(Figure contents as structured data)
>> Start

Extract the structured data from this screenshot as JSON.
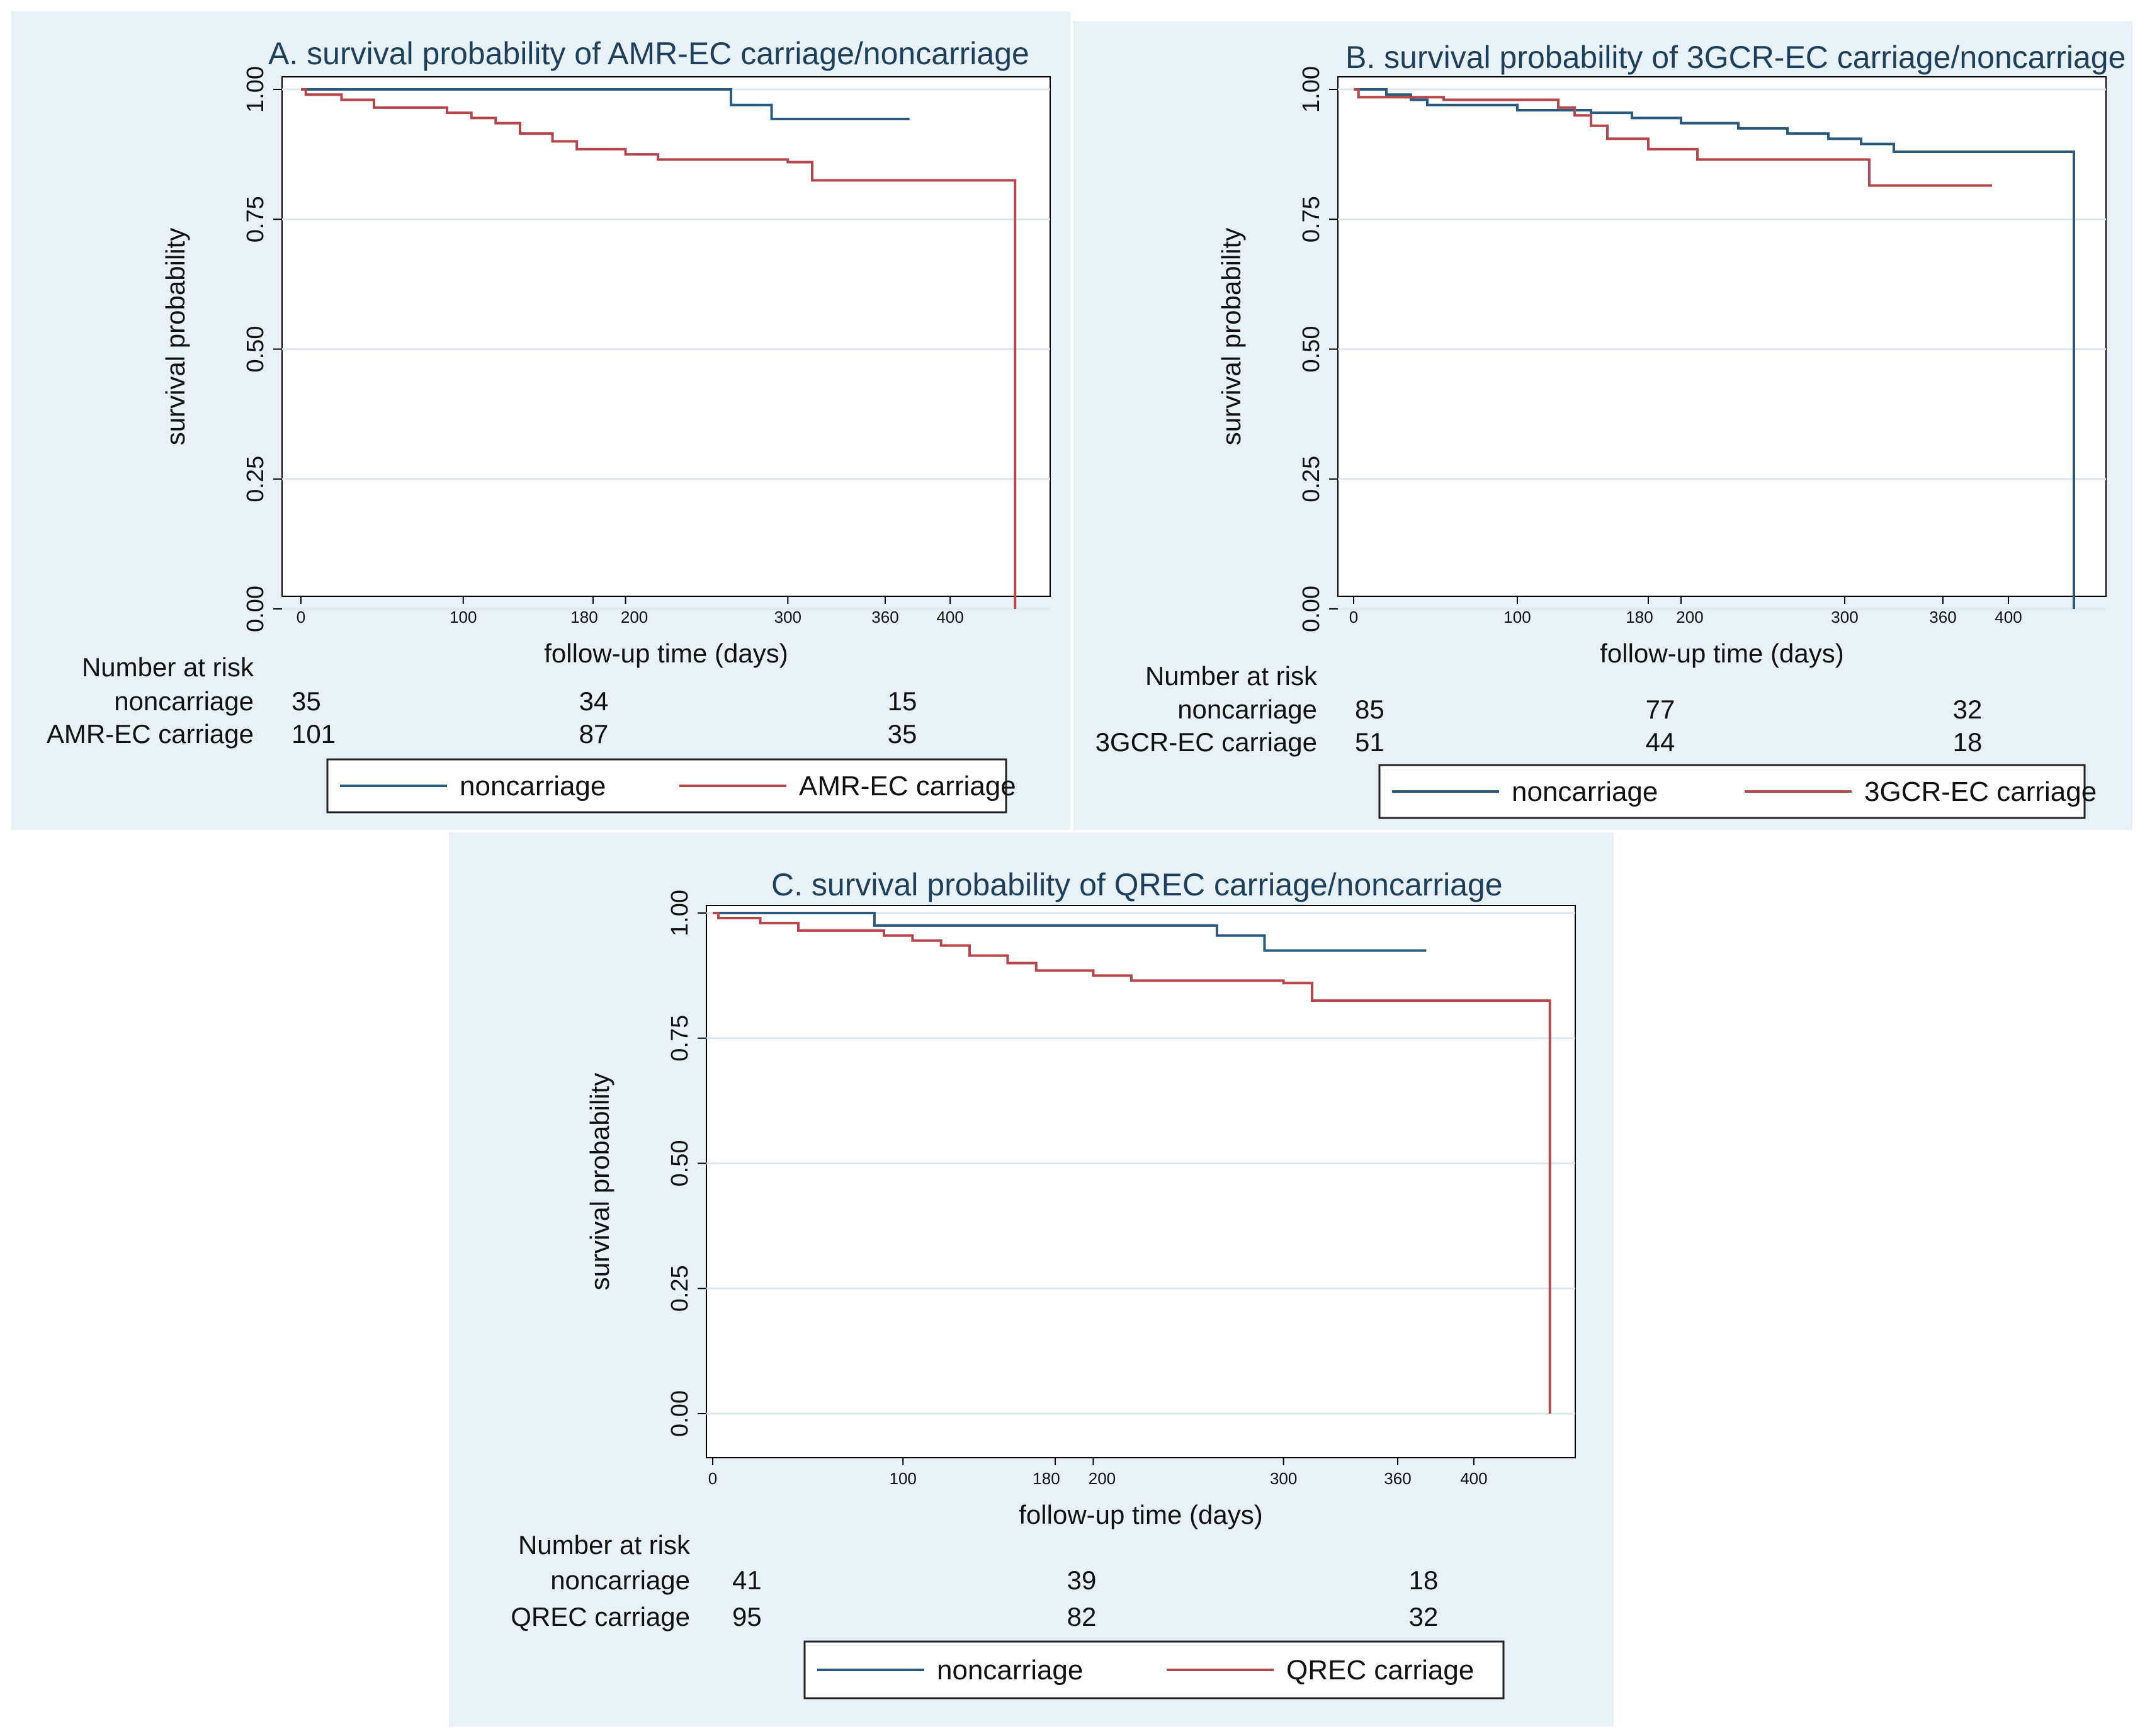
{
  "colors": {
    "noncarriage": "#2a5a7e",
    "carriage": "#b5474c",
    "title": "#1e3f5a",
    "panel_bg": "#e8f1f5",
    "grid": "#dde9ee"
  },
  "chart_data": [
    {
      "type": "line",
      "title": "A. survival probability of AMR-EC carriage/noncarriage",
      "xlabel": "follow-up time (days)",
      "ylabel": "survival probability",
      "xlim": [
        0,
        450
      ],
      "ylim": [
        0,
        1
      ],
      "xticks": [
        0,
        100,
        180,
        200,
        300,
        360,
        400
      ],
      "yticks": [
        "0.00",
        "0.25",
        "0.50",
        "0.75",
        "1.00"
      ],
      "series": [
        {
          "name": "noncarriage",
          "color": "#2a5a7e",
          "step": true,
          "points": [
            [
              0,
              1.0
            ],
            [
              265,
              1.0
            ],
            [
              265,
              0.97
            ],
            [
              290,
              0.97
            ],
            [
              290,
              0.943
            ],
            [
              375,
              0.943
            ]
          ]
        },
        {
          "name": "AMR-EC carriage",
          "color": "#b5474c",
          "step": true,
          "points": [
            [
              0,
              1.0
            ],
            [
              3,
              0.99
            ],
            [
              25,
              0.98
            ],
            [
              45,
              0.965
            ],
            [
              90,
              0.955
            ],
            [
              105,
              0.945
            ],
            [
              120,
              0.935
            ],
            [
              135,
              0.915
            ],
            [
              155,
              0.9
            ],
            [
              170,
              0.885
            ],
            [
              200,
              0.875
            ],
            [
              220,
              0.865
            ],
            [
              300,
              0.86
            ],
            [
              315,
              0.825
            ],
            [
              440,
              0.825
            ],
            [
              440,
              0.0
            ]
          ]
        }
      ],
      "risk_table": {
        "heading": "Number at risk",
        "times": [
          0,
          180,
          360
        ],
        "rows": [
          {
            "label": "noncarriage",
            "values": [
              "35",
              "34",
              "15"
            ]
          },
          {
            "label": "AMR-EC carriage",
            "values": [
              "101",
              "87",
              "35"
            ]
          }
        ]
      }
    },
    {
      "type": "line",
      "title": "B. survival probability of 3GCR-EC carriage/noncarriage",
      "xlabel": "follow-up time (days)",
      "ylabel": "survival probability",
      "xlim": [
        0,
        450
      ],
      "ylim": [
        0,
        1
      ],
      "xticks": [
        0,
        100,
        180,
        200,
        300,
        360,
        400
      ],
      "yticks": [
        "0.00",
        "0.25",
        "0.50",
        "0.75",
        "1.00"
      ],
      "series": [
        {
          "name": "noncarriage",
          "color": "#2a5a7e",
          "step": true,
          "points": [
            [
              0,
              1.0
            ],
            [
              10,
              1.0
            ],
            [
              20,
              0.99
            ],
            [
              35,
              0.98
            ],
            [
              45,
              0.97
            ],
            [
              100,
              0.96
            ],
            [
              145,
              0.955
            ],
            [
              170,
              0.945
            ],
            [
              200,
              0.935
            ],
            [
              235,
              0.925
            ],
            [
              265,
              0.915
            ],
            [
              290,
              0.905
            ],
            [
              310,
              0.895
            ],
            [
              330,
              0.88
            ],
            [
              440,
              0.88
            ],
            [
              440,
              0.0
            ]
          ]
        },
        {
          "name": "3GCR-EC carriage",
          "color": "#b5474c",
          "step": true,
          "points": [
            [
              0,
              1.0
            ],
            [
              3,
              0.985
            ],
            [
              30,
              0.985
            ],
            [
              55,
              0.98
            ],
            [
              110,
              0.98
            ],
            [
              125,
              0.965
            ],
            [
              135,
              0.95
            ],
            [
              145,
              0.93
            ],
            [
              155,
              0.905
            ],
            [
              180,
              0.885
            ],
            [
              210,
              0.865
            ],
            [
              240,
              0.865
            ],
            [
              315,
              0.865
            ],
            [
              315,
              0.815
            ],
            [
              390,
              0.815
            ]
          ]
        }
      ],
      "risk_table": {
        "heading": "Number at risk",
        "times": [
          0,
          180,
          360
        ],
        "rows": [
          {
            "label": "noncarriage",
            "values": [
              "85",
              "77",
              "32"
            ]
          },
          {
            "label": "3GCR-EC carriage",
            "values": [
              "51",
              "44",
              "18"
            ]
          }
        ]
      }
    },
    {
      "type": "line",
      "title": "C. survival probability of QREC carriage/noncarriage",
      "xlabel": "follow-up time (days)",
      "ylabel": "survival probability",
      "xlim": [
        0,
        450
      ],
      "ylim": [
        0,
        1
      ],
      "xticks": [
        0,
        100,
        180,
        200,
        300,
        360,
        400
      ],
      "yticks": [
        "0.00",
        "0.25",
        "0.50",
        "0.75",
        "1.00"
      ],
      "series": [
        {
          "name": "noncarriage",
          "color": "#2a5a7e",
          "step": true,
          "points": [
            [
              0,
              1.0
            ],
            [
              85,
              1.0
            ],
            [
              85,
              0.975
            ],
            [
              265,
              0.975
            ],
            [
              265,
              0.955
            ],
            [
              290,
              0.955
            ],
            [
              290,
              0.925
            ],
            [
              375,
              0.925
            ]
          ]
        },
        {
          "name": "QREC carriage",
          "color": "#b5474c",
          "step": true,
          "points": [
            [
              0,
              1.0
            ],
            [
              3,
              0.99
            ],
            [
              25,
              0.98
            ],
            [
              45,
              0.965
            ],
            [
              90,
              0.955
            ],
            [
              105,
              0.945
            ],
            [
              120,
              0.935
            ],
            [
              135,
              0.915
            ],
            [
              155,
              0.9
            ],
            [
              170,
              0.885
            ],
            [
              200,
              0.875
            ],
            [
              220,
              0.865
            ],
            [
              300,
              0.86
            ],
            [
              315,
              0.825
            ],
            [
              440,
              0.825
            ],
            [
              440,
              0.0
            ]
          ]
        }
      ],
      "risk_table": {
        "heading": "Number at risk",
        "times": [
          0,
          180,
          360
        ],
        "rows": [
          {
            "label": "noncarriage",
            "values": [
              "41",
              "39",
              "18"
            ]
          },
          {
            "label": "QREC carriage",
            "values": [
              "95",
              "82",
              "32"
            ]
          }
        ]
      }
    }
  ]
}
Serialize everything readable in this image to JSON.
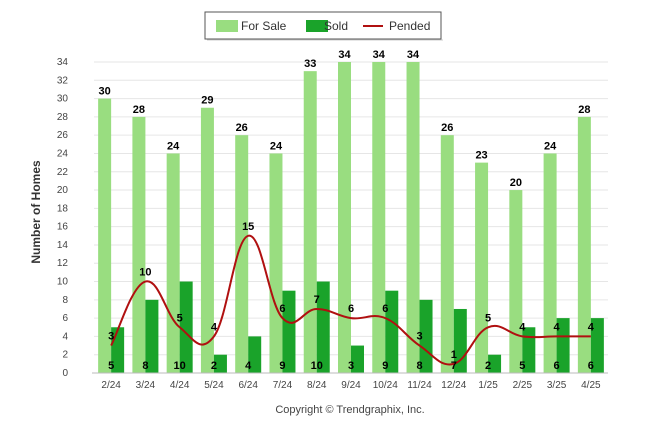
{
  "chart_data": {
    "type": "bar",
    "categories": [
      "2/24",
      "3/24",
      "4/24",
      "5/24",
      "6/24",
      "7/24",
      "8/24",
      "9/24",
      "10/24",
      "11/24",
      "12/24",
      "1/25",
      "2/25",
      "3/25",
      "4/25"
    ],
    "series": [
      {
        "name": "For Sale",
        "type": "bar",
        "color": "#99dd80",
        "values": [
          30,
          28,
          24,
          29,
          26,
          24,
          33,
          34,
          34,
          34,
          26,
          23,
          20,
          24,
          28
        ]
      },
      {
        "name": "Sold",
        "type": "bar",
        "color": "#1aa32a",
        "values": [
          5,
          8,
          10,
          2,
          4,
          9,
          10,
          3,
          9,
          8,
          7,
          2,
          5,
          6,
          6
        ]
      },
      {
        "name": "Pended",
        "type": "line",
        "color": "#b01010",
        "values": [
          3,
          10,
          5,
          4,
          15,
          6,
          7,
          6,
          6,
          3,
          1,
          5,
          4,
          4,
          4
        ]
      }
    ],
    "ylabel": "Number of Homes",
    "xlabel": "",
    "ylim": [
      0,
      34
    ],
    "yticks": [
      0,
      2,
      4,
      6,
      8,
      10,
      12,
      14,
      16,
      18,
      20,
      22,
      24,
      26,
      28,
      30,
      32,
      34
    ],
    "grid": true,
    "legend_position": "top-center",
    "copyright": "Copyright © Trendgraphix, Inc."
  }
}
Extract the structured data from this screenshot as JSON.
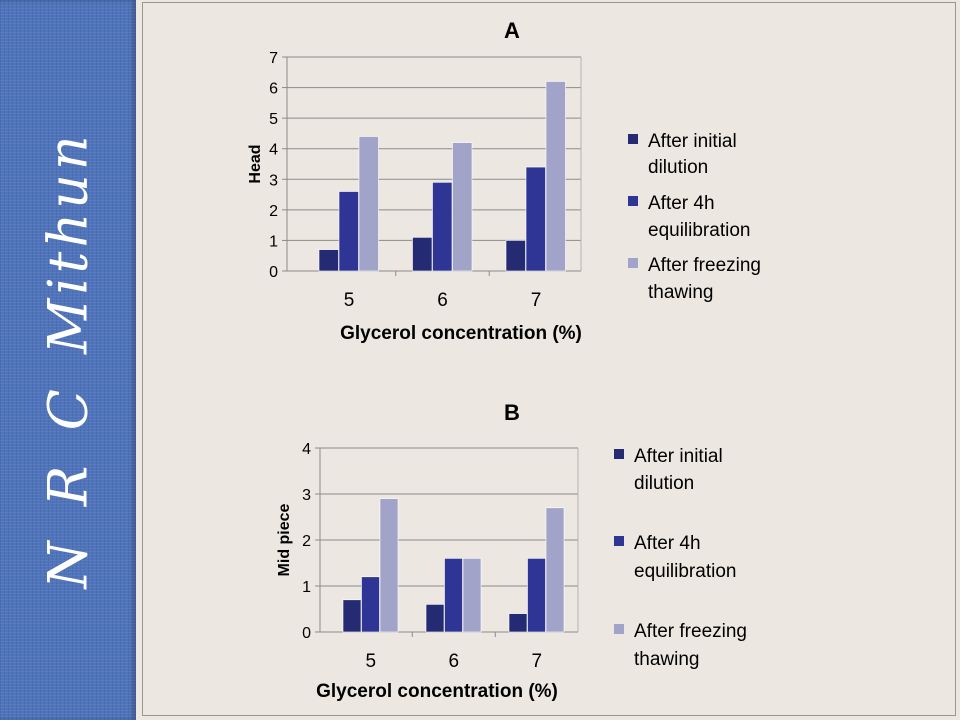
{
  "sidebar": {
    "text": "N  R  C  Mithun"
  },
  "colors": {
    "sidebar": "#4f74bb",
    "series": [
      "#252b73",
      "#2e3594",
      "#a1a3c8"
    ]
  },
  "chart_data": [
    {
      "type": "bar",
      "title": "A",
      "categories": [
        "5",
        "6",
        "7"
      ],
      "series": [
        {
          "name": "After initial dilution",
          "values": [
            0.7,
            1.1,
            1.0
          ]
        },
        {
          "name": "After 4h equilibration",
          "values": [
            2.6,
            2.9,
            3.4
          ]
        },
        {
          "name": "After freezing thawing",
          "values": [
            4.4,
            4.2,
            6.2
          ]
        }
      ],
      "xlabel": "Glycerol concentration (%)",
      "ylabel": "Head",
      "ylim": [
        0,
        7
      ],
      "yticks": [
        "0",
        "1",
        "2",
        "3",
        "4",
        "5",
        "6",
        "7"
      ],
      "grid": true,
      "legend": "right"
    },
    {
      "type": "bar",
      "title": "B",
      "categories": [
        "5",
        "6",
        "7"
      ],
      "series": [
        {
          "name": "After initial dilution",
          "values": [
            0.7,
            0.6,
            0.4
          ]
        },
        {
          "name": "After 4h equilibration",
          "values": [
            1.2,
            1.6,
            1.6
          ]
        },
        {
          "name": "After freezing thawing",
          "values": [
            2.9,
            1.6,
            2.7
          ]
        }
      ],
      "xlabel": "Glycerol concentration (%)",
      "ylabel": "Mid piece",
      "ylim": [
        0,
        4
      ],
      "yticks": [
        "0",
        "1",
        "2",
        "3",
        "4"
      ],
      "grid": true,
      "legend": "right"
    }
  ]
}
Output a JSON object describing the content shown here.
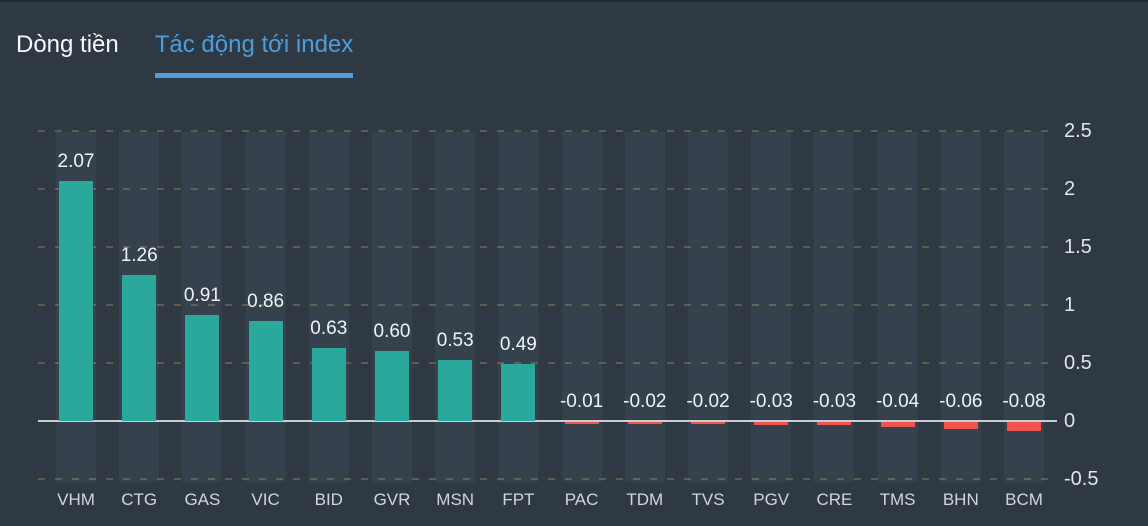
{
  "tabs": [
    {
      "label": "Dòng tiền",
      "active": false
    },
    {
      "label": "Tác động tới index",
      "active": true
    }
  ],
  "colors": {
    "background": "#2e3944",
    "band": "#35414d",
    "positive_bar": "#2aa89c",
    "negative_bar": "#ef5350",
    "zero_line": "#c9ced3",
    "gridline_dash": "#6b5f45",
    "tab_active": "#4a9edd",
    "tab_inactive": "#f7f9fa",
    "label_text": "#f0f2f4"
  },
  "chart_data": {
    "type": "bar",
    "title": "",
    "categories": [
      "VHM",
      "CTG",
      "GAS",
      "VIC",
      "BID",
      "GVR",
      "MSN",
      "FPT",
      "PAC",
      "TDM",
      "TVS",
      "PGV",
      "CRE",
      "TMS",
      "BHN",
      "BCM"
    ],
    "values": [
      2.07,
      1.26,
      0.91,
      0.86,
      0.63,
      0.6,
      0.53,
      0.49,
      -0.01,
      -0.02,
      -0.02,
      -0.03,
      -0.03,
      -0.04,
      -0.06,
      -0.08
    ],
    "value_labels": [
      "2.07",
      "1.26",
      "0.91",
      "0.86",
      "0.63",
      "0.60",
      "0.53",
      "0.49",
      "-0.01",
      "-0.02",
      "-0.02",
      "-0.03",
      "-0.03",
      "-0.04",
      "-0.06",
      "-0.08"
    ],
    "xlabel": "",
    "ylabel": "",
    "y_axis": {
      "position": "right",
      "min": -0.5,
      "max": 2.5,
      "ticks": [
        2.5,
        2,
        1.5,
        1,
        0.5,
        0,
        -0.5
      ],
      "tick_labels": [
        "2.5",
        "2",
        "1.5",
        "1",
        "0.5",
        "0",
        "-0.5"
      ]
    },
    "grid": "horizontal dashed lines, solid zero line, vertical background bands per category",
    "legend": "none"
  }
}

>> End

■ **Task prompt**
In the material above, find the lines that contain "JSON" and show them.

■ **Correct answer**
Extract the structured data from this screenshot as JSON.
Serialize everything readable in this image to JSON.
Extract the structured data from this screenshot as JSON.
Output a JSON object describing the content shown here.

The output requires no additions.